Problem requirements: Work out the number of lines with "ffffff" in them. Reply with that number and no other words.

Provided information:
* start *

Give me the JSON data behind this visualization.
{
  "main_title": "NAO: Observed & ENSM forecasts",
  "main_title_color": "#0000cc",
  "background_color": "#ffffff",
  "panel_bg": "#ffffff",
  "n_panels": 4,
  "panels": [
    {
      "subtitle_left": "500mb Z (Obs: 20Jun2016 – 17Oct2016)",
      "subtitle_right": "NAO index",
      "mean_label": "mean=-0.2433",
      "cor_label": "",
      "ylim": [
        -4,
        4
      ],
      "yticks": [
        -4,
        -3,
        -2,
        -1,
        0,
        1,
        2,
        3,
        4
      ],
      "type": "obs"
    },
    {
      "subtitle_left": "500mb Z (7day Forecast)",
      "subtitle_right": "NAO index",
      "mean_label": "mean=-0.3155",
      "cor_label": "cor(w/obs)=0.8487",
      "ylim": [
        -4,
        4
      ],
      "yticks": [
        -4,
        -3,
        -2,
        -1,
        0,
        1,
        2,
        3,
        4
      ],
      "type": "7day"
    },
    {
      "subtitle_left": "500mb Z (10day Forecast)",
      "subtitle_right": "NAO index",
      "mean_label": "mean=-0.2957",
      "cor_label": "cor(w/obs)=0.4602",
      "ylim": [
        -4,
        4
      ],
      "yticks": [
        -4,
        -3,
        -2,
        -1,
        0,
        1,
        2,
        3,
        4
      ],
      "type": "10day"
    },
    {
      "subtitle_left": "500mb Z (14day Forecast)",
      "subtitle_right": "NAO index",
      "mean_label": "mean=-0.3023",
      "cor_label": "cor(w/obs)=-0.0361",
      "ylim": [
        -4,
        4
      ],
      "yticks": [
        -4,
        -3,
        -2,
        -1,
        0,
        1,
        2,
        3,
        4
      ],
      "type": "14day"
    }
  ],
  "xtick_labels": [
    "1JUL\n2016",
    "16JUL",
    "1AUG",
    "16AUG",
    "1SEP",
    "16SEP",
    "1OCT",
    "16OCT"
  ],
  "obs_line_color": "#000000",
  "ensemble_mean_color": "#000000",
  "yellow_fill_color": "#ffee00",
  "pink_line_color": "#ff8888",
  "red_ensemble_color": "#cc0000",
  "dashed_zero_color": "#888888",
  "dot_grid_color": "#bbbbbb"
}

* end *

Solution for this problem: 2